**TASK OBJECTIVE:**
Wherever "true" appears in a line, list that line.

__________________________________________________

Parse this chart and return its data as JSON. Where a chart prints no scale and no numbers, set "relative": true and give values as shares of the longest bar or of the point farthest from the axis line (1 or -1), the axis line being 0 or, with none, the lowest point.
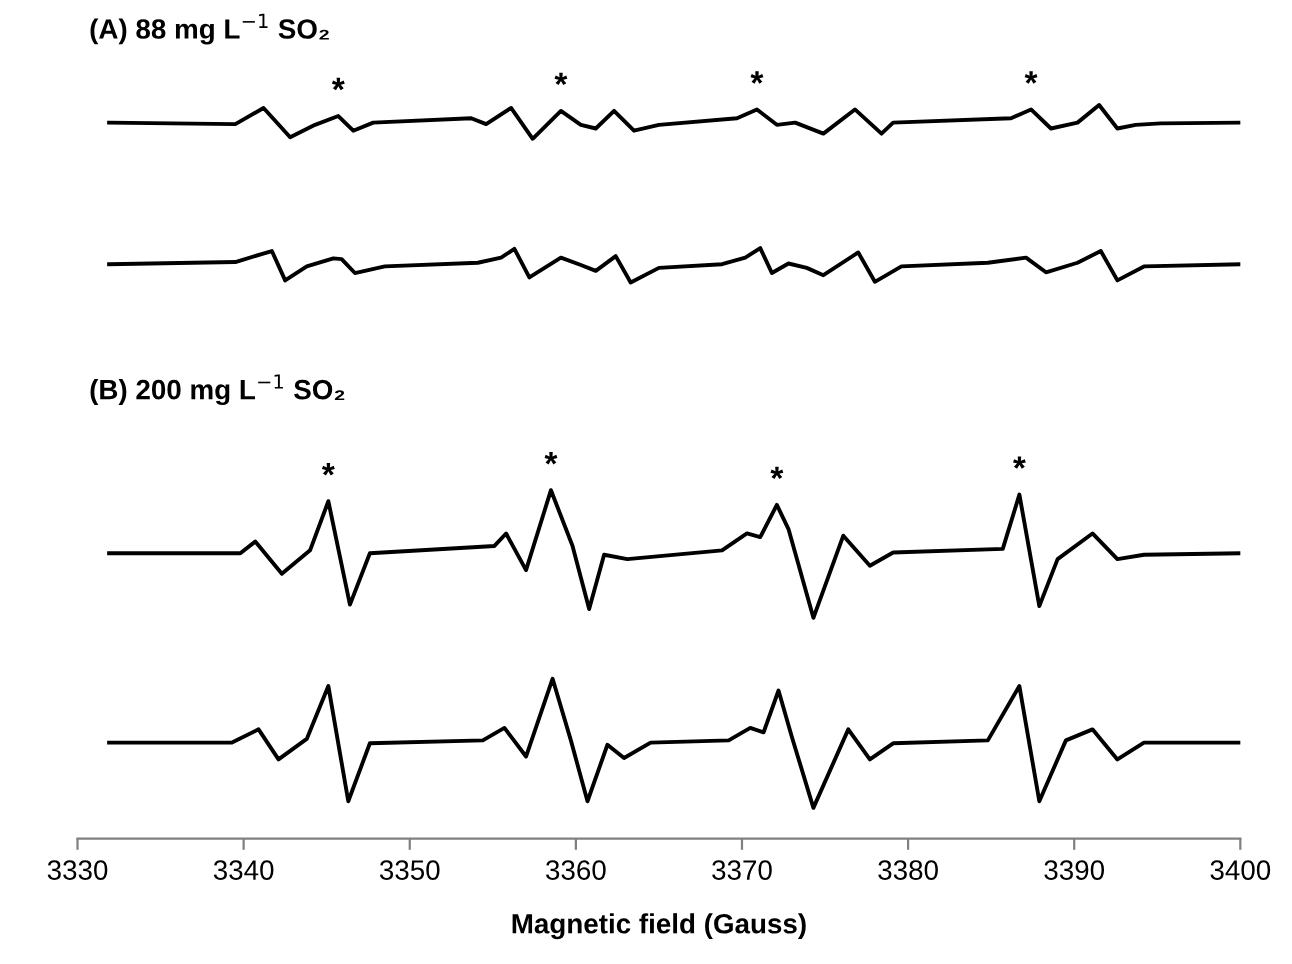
{
  "chart_data": {
    "type": "line",
    "relative": true,
    "xlabel": "Magnetic field (Gauss)",
    "xlim": [
      3330,
      3400
    ],
    "xticks": [
      3330,
      3340,
      3350,
      3360,
      3370,
      3380,
      3390,
      3400
    ],
    "annotations": [
      "(A) 88 mg L$^{−1}$ SO₂",
      "(B) 200 mg L$^{−1}$ SO₂",
      {
        "text": "*",
        "x": 3345.7,
        "y": 0.985
      },
      {
        "text": "*",
        "x": 3359.1,
        "y": 0.992
      },
      {
        "text": "*",
        "x": 3370.9,
        "y": 0.994
      },
      {
        "text": "*",
        "x": 3387.4,
        "y": 0.994
      },
      {
        "text": "*",
        "x": 3345.1,
        "y": 0.46
      },
      {
        "text": "*",
        "x": 3358.5,
        "y": 0.475
      },
      {
        "text": "*",
        "x": 3372.1,
        "y": 0.455
      },
      {
        "text": "*",
        "x": 3386.7,
        "y": 0.469
      }
    ],
    "series": [
      {
        "color": "#000000",
        "x": [
          3331.9,
          3339.5,
          3341.2,
          3342.8,
          3344.3,
          3345.7,
          3346.6,
          3347.8,
          3353.7,
          3354.6,
          3356.1,
          3357.4,
          3359.1,
          3360.3,
          3361.2,
          3362.3,
          3363.5,
          3365.0,
          3369.7,
          3370.9,
          3372.1,
          3373.2,
          3374.9,
          3376.8,
          3378.4,
          3379.1,
          3386.2,
          3387.4,
          3388.6,
          3390.2,
          3391.5,
          3392.6,
          3393.7,
          3395.2,
          3400
        ],
        "values": [
          0.976,
          0.974,
          0.996,
          0.956,
          0.973,
          0.985,
          0.965,
          0.976,
          0.982,
          0.974,
          0.996,
          0.954,
          0.992,
          0.973,
          0.968,
          0.992,
          0.965,
          0.973,
          0.982,
          0.994,
          0.973,
          0.976,
          0.961,
          0.994,
          0.961,
          0.976,
          0.982,
          0.994,
          0.968,
          0.976,
          1.0,
          0.968,
          0.973,
          0.975,
          0.976
        ]
      },
      {
        "color": "#000000",
        "x": [
          3331.9,
          3339.5,
          3341.7,
          3342.5,
          3343.8,
          3345.4,
          3345.9,
          3346.7,
          3348.5,
          3354.1,
          3355.5,
          3356.3,
          3357.2,
          3359.1,
          3360.3,
          3361.2,
          3362.4,
          3363.3,
          3365.0,
          3368.8,
          3370.2,
          3371.1,
          3371.8,
          3372.8,
          3373.9,
          3374.9,
          3377.0,
          3378.0,
          3379.6,
          3384.8,
          3387.1,
          3388.3,
          3390.2,
          3391.6,
          3392.6,
          3394.2,
          3400
        ],
        "values": [
          0.783,
          0.786,
          0.801,
          0.761,
          0.78,
          0.791,
          0.79,
          0.771,
          0.78,
          0.785,
          0.792,
          0.804,
          0.765,
          0.792,
          0.782,
          0.774,
          0.794,
          0.758,
          0.778,
          0.783,
          0.792,
          0.805,
          0.771,
          0.784,
          0.778,
          0.768,
          0.799,
          0.759,
          0.78,
          0.785,
          0.792,
          0.772,
          0.785,
          0.801,
          0.761,
          0.78,
          0.783
        ]
      },
      {
        "color": "#000000",
        "x": [
          3331.9,
          3339.8,
          3340.7,
          3342.3,
          3344.0,
          3345.1,
          3346.4,
          3347.6,
          3355.1,
          3355.8,
          3357.0,
          3358.5,
          3359.8,
          3360.8,
          3361.7,
          3363.1,
          3368.8,
          3370.3,
          3371.1,
          3372.1,
          3372.8,
          3374.3,
          3376.1,
          3377.7,
          3379.1,
          3385.7,
          3386.7,
          3387.9,
          3389.0,
          3391.1,
          3392.6,
          3394.2,
          3400
        ],
        "values": [
          0.389,
          0.389,
          0.405,
          0.361,
          0.393,
          0.46,
          0.319,
          0.389,
          0.399,
          0.416,
          0.366,
          0.475,
          0.399,
          0.313,
          0.387,
          0.381,
          0.393,
          0.416,
          0.411,
          0.455,
          0.422,
          0.301,
          0.413,
          0.372,
          0.39,
          0.395,
          0.469,
          0.317,
          0.381,
          0.416,
          0.381,
          0.387,
          0.389
        ]
      },
      {
        "color": "#000000",
        "x": [
          3331.9,
          3339.3,
          3340.9,
          3342.1,
          3343.8,
          3345.1,
          3346.3,
          3347.6,
          3354.4,
          3355.7,
          3357.0,
          3358.6,
          3359.7,
          3360.7,
          3361.9,
          3362.9,
          3364.5,
          3369.2,
          3370.5,
          3371.3,
          3372.2,
          3373.0,
          3374.3,
          3376.4,
          3377.7,
          3379.1,
          3384.8,
          3386.7,
          3387.9,
          3389.5,
          3391.1,
          3392.6,
          3394.2,
          3400
        ],
        "values": [
          0.131,
          0.131,
          0.149,
          0.108,
          0.136,
          0.208,
          0.051,
          0.13,
          0.134,
          0.151,
          0.112,
          0.218,
          0.134,
          0.051,
          0.128,
          0.11,
          0.131,
          0.134,
          0.151,
          0.145,
          0.202,
          0.139,
          0.042,
          0.149,
          0.108,
          0.13,
          0.134,
          0.208,
          0.051,
          0.134,
          0.149,
          0.108,
          0.131,
          0.131
        ]
      }
    ]
  }
}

__________________________________________________

**PROBLEM SOLUTION:**
Parse this chart and return its data as JSON. Where a chart prints no scale and no numbers, set "relative": true and give values as shares of the longest bar or of the point farthest from the axis line (1 or -1), the axis line being 0 or, with none, the lowest point.
    "relative": true,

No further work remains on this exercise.